The task
Extract all lines that hold "TradingView" from the records below.

Excerpts from a figure dataset
>>>>>

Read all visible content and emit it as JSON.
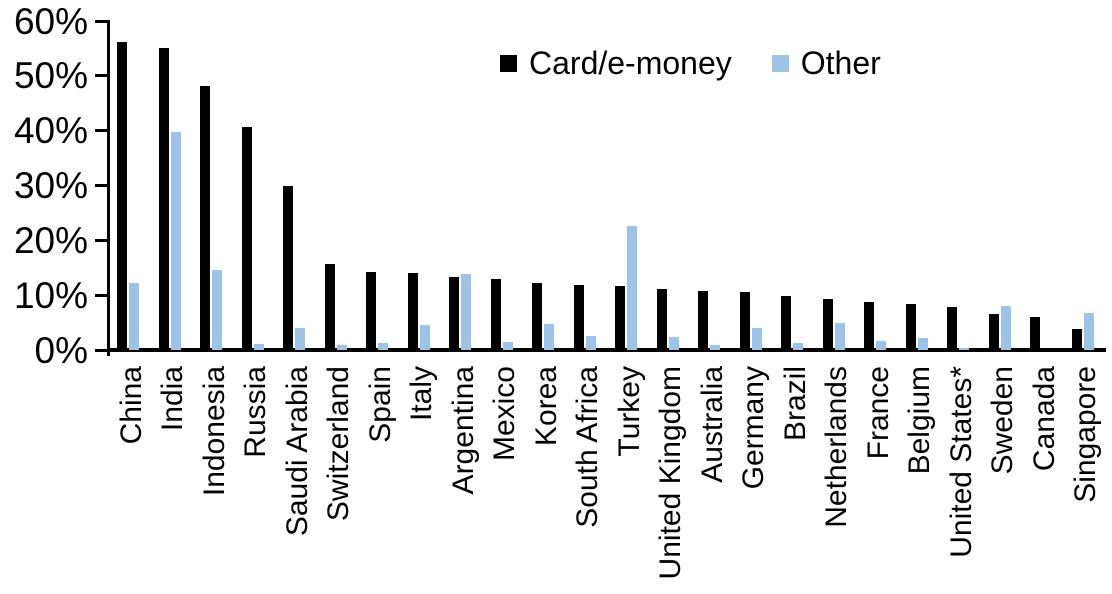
{
  "chart_data": {
    "type": "bar",
    "title": "",
    "xlabel": "",
    "ylabel": "",
    "ylim": [
      0,
      60
    ],
    "ytick_labels": [
      "0%",
      "10%",
      "20%",
      "30%",
      "40%",
      "50%",
      "60%"
    ],
    "grid": false,
    "legend_position": "top-center",
    "categories": [
      "China",
      "India",
      "Indonesia",
      "Russia",
      "Saudi Arabia",
      "Switzerland",
      "Spain",
      "Italy",
      "Argentina",
      "Mexico",
      "Korea",
      "South Africa",
      "Turkey",
      "United Kingdom",
      "Australia",
      "Germany",
      "Brazil",
      "Netherlands",
      "France",
      "Belgium",
      "United States*",
      "Sweden",
      "Canada",
      "Singapore"
    ],
    "series": [
      {
        "name": "Card/e-money",
        "color": "#000000",
        "values": [
          56.2,
          55.0,
          48.2,
          40.6,
          30.0,
          15.6,
          14.2,
          14.1,
          13.4,
          13.0,
          12.3,
          11.8,
          11.6,
          11.1,
          10.8,
          10.6,
          9.9,
          9.3,
          8.7,
          8.3,
          7.9,
          6.6,
          6.0,
          3.9
        ]
      },
      {
        "name": "Other",
        "color": "#9DC3E6",
        "values": [
          12.3,
          39.7,
          14.5,
          1.1,
          4.0,
          0.9,
          1.2,
          4.6,
          13.8,
          1.4,
          4.7,
          2.5,
          22.6,
          2.4,
          1.0,
          4.0,
          1.2,
          4.9,
          1.6,
          2.1,
          0.3,
          8.1,
          0.0,
          6.7
        ]
      }
    ]
  }
}
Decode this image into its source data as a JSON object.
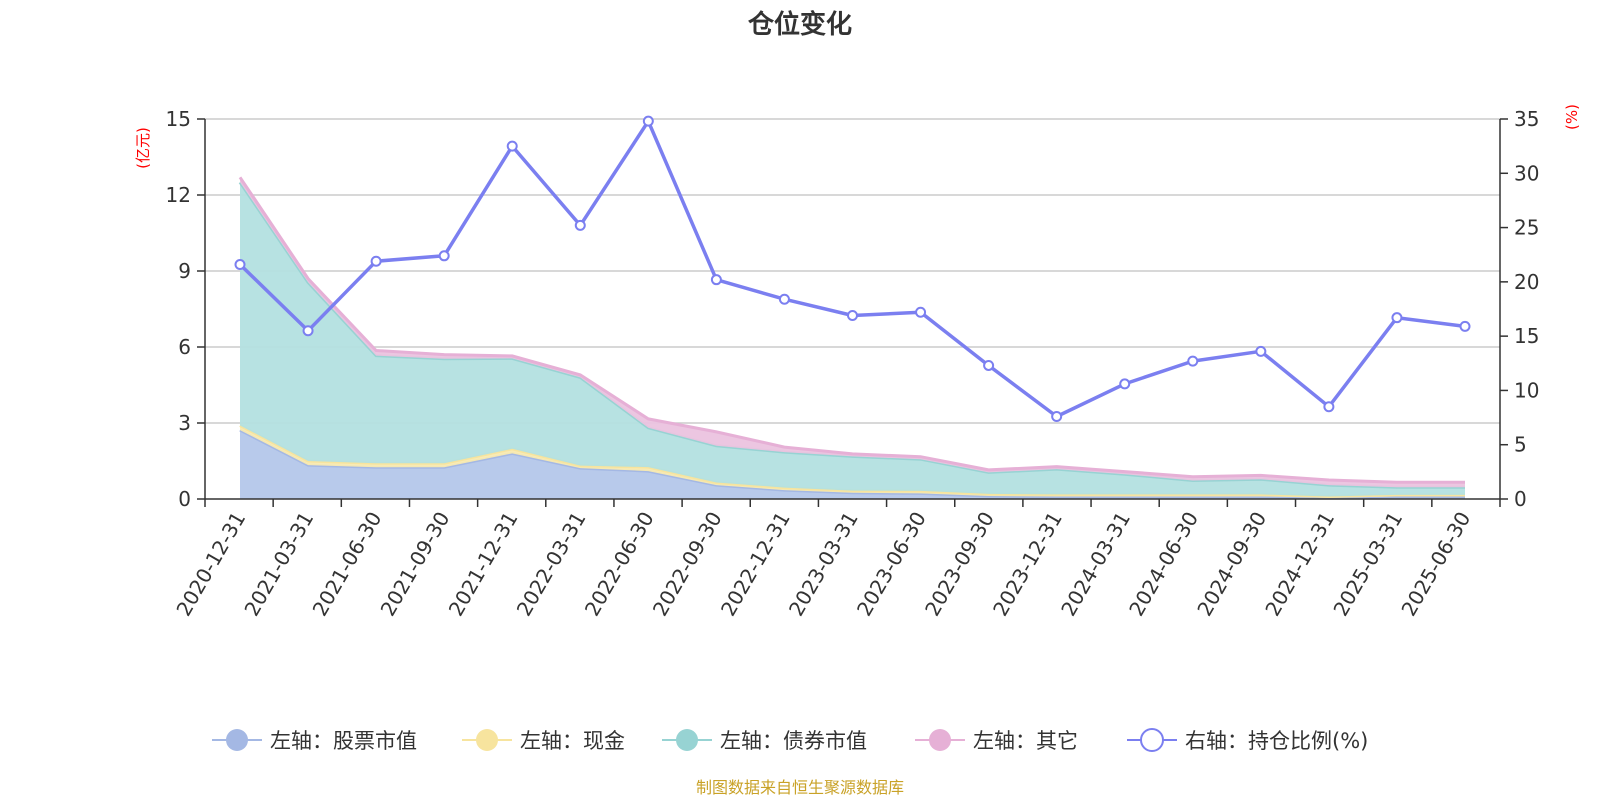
{
  "chart_data": {
    "type": "area",
    "title": "仓位变化",
    "left_axis_unit": "(亿元)",
    "right_axis_unit": "(%)",
    "categories": [
      "2020-12-31",
      "2021-03-31",
      "2021-06-30",
      "2021-09-30",
      "2021-12-31",
      "2022-03-31",
      "2022-06-30",
      "2022-09-30",
      "2022-12-31",
      "2023-03-31",
      "2023-06-30",
      "2023-09-30",
      "2023-12-31",
      "2024-03-31",
      "2024-06-30",
      "2024-09-30",
      "2024-12-31",
      "2025-03-31",
      "2025-06-30"
    ],
    "left_yticks": [
      "0",
      "3",
      "6",
      "9",
      "12",
      "15"
    ],
    "right_yticks": [
      "0",
      "5",
      "10",
      "15",
      "20",
      "25",
      "30",
      "35"
    ],
    "left_ylim": [
      0,
      15
    ],
    "right_ylim": [
      0,
      35
    ],
    "grid": true,
    "legend_position": "bottom",
    "stacked_series": [
      {
        "name": "左轴：股票市值",
        "color": "#a4b8e4",
        "fill": "#b4c7ea",
        "values": [
          2.72,
          1.34,
          1.25,
          1.25,
          1.8,
          1.22,
          1.1,
          0.55,
          0.35,
          0.25,
          0.22,
          0.12,
          0.1,
          0.1,
          0.1,
          0.1,
          0.05,
          0.1,
          0.1
        ]
      },
      {
        "name": "左轴：现金",
        "color": "#f7e49e",
        "fill": "#f9eab0",
        "values": [
          0.18,
          0.16,
          0.16,
          0.16,
          0.18,
          0.1,
          0.16,
          0.1,
          0.1,
          0.08,
          0.1,
          0.08,
          0.08,
          0.08,
          0.08,
          0.08,
          0.05,
          0.06,
          0.06
        ]
      },
      {
        "name": "左轴：债券市值",
        "color": "#97d3d3",
        "fill": "#b3e0e0",
        "values": [
          9.6,
          7.05,
          4.25,
          4.13,
          3.57,
          3.48,
          1.55,
          1.45,
          1.4,
          1.35,
          1.25,
          0.85,
          1.0,
          0.8,
          0.55,
          0.6,
          0.45,
          0.3,
          0.3
        ]
      },
      {
        "name": "左轴：其它",
        "color": "#e6b0d6",
        "fill": "#ebc3df",
        "values": [
          0.2,
          0.15,
          0.2,
          0.16,
          0.1,
          0.1,
          0.35,
          0.55,
          0.2,
          0.1,
          0.1,
          0.1,
          0.1,
          0.1,
          0.15,
          0.15,
          0.2,
          0.2,
          0.2
        ]
      }
    ],
    "line_series": {
      "name": "右轴：持仓比例(%)",
      "color": "#7b7ff0",
      "axis": "right",
      "values": [
        21.6,
        15.5,
        21.9,
        22.4,
        32.5,
        25.2,
        34.8,
        20.2,
        18.4,
        16.9,
        17.2,
        12.3,
        7.6,
        10.6,
        12.7,
        13.6,
        8.5,
        16.7,
        15.9
      ]
    },
    "source_note": "制图数据来自恒生聚源数据库"
  }
}
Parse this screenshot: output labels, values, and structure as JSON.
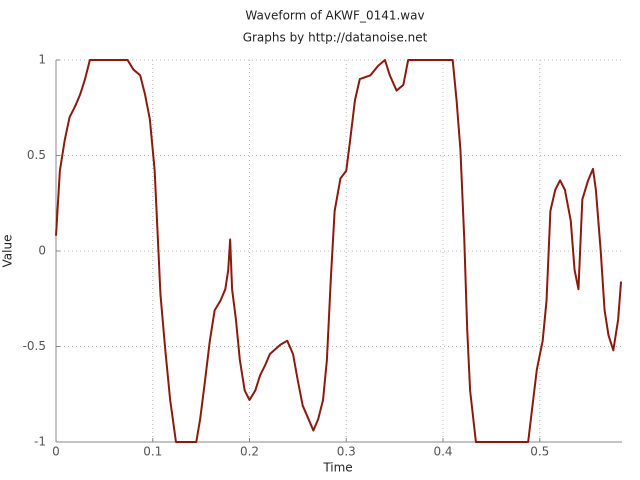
{
  "chart_data": {
    "type": "line",
    "title": "Waveform of AKWF_0141.wav",
    "subtitle": "Graphs by http://datanoise.net",
    "x_label": "Time",
    "y_label": "Value",
    "color": "#8b1a0e",
    "x": [
      0,
      0.004,
      0.009,
      0.014,
      0.02,
      0.025,
      0.03,
      0.035,
      0.074,
      0.08,
      0.087,
      0.092,
      0.097,
      0.102,
      0.108,
      0.113,
      0.118,
      0.124,
      0.145,
      0.149,
      0.154,
      0.159,
      0.164,
      0.17,
      0.175,
      0.178,
      0.18,
      0.182,
      0.186,
      0.19,
      0.195,
      0.2,
      0.206,
      0.211,
      0.216,
      0.221,
      0.232,
      0.239,
      0.245,
      0.25,
      0.255,
      0.261,
      0.266,
      0.271,
      0.276,
      0.28,
      0.284,
      0.288,
      0.294,
      0.3,
      0.304,
      0.309,
      0.314,
      0.325,
      0.333,
      0.34,
      0.345,
      0.352,
      0.359,
      0.364,
      0.41,
      0.414,
      0.418,
      0.422,
      0.425,
      0.428,
      0.434,
      0.488,
      0.492,
      0.497,
      0.503,
      0.507,
      0.511,
      0.516,
      0.521,
      0.526,
      0.532,
      0.536,
      0.54,
      0.544,
      0.55,
      0.555,
      0.558,
      0.563,
      0.567,
      0.571,
      0.576,
      0.581,
      0.584
    ],
    "values": [
      0.08,
      0.42,
      0.58,
      0.7,
      0.76,
      0.82,
      0.9,
      1,
      1,
      0.95,
      0.92,
      0.82,
      0.69,
      0.42,
      -0.23,
      -0.52,
      -0.78,
      -1,
      -1,
      -0.88,
      -0.68,
      -0.47,
      -0.31,
      -0.26,
      -0.2,
      -0.1,
      0.06,
      -0.2,
      -0.36,
      -0.57,
      -0.73,
      -0.78,
      -0.73,
      -0.65,
      -0.6,
      -0.54,
      -0.49,
      -0.47,
      -0.54,
      -0.68,
      -0.81,
      -0.88,
      -0.94,
      -0.88,
      -0.78,
      -0.57,
      -0.15,
      0.21,
      0.38,
      0.42,
      0.58,
      0.79,
      0.9,
      0.92,
      0.97,
      1,
      0.92,
      0.84,
      0.87,
      1,
      1,
      0.79,
      0.53,
      0.06,
      -0.41,
      -0.73,
      -1,
      -1,
      -0.83,
      -0.62,
      -0.47,
      -0.26,
      0.21,
      0.32,
      0.37,
      0.32,
      0.16,
      -0.1,
      -0.2,
      0.27,
      0.37,
      0.43,
      0.32,
      0,
      -0.31,
      -0.44,
      -0.52,
      -0.36,
      -0.16
    ],
    "xlim": [
      0,
      0.585
    ],
    "ylim": [
      -1,
      1
    ],
    "xticks": [
      0,
      0.1,
      0.2,
      0.3,
      0.4,
      0.5
    ],
    "yticks": [
      -1,
      -0.5,
      0,
      0.5,
      1
    ],
    "grid": true
  }
}
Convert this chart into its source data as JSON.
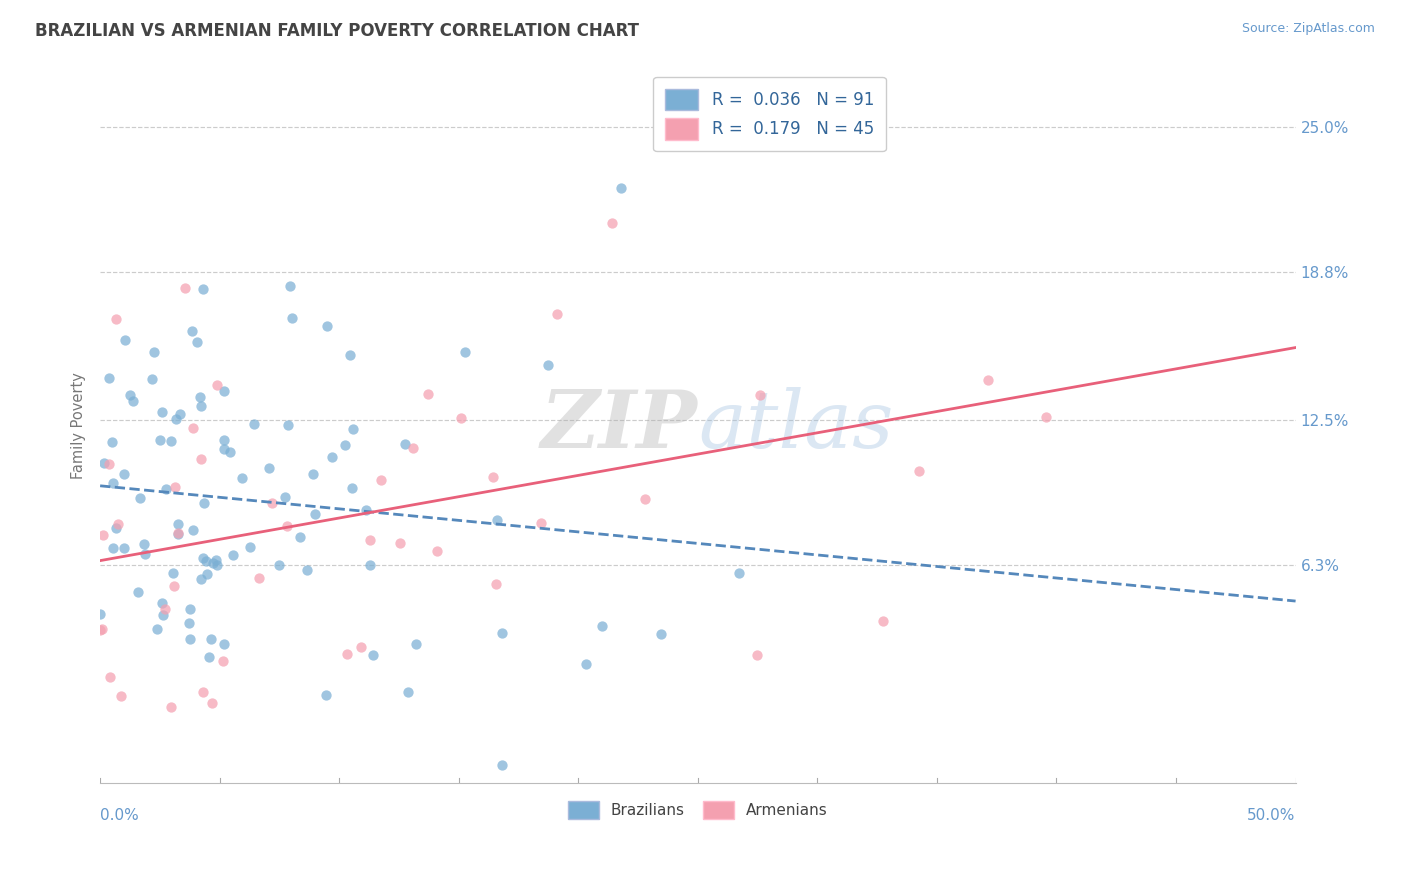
{
  "title": "BRAZILIAN VS ARMENIAN FAMILY POVERTY CORRELATION CHART",
  "source": "Source: ZipAtlas.com",
  "ylabel": "Family Poverty",
  "yticks": [
    0.063,
    0.125,
    0.188,
    0.25
  ],
  "ytick_labels": [
    "6.3%",
    "12.5%",
    "18.8%",
    "25.0%"
  ],
  "xlim": [
    0.0,
    0.5
  ],
  "ylim": [
    -0.03,
    0.275
  ],
  "brazil_R": 0.036,
  "brazil_N": 91,
  "armenia_R": 0.179,
  "armenia_N": 45,
  "brazil_color": "#7BAFD4",
  "armenia_color": "#F4A0B0",
  "brazil_line_color": "#5588BB",
  "armenia_line_color": "#E8607A",
  "background_color": "#FFFFFF",
  "grid_color": "#CCCCCC",
  "title_color": "#444444",
  "tick_color": "#6699CC",
  "legend_brazil_label": "R =  0.036   N = 91",
  "legend_armenia_label": "R =  0.179   N = 45"
}
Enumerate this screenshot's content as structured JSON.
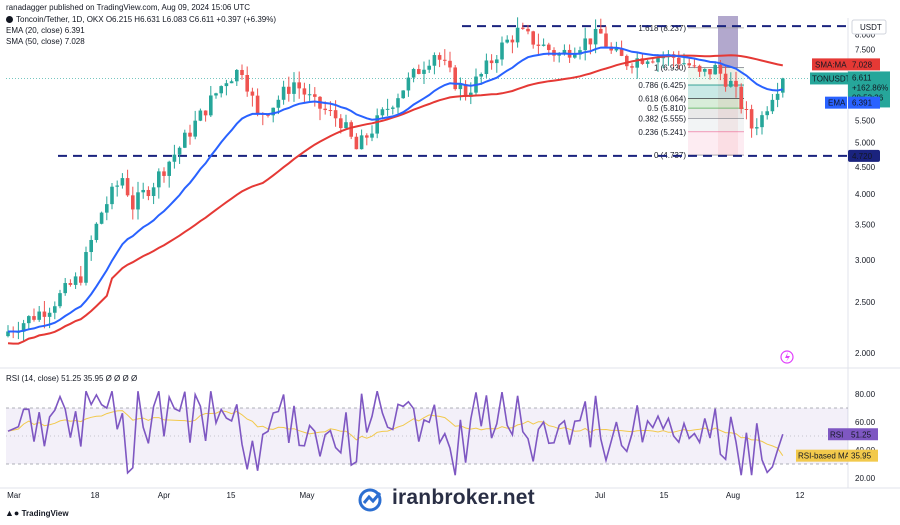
{
  "header": {
    "publisher": "ranadagger published on TradingView.com, Aug 09, 2024 15:06 UTC",
    "symbol_line": "Toncoin/Tether, 1D, OKX  O6.215  H6.631  L6.083  C6.611  +0.397 (+6.39%)",
    "ema_line": "EMA (20, close)  6.391",
    "sma_line": "SMA (50, close)  7.028",
    "rsi_line": "RSI (14, close)  51.25  35.95  Ø  Ø  Ø  Ø"
  },
  "colors": {
    "up": "#26a69a",
    "down": "#ef5350",
    "ema": "#2962ff",
    "sma": "#e53935",
    "rsi": "#7e57c2",
    "rsi_ma": "#f2c94c",
    "level_line": "#1a237e"
  },
  "footer": {
    "tradingview": "TradingView",
    "watermark": "iranbroker.net"
  },
  "chart_data": [
    {
      "type": "candlestick",
      "title": "Toncoin/Tether, 1D, OKX",
      "y_axis_label": "USDT",
      "y_ticks": [
        "2.000",
        "2.500",
        "3.000",
        "3.500",
        "4.000",
        "4.500",
        "5.000",
        "5.500",
        "6.000",
        "6.500",
        "7.000",
        "7.500",
        "8.000"
      ],
      "x_ticks": [
        "Mar",
        "18",
        "Apr",
        "15",
        "May",
        "Jul",
        "15",
        "Aug",
        "12"
      ],
      "scale": "log",
      "ylim": [
        1.9,
        8.6
      ],
      "ohlc_summary": {
        "open": 6.215,
        "high": 6.631,
        "low": 6.083,
        "close": 6.611,
        "change": 0.397,
        "change_pct": 6.39
      },
      "price_badge": {
        "symbol": "TONUSDT",
        "value": "6.611",
        "change": "+162.86%",
        "countdown": "08:53:36"
      },
      "indicators": [
        {
          "name": "EMA (20, close)",
          "value": 6.391,
          "badge": "EMA",
          "badge_value": "6.391"
        },
        {
          "name": "SMA (50, close)",
          "value": 7.028,
          "badge": "SMA:MA",
          "badge_value": "7.028"
        }
      ],
      "horizontal_levels": [
        {
          "value": 8.3,
          "style": "dashed"
        },
        {
          "value": 4.72,
          "style": "dashed",
          "label": "4.720"
        }
      ],
      "fibonacci": [
        {
          "ratio": "1.618",
          "label": "1.618 (8.237)"
        },
        {
          "ratio": "1",
          "label": "1 (6.930)"
        },
        {
          "ratio": "0.786",
          "label": "0.786 (6.425)"
        },
        {
          "ratio": "0.618",
          "label": "0.618 (6.064)"
        },
        {
          "ratio": "0.5",
          "label": "0.5 (5.810)"
        },
        {
          "ratio": "0.382",
          "label": "0.382 (5.555)"
        },
        {
          "ratio": "0.236",
          "label": "0.236 (5.241)"
        },
        {
          "ratio": "0",
          "label": "0 (4.737)"
        }
      ]
    },
    {
      "type": "line",
      "title": "RSI (14, close)",
      "y_ticks": [
        "20.00",
        "40.00",
        "60.00",
        "80.00"
      ],
      "ylim": [
        15,
        90
      ],
      "bands": [
        30,
        70
      ],
      "series": [
        {
          "name": "RSI",
          "value_label": "RSI",
          "current": "51.25"
        },
        {
          "name": "RSI-based MA",
          "value_label": "RSI-based MA",
          "current": "35.95"
        }
      ]
    }
  ]
}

<<<<<

Result of the task
    "publisher": "ranadagger published on TradingView.com, Aug 09, 2024 15:06 UTC",
    "tradingview": "TradingView",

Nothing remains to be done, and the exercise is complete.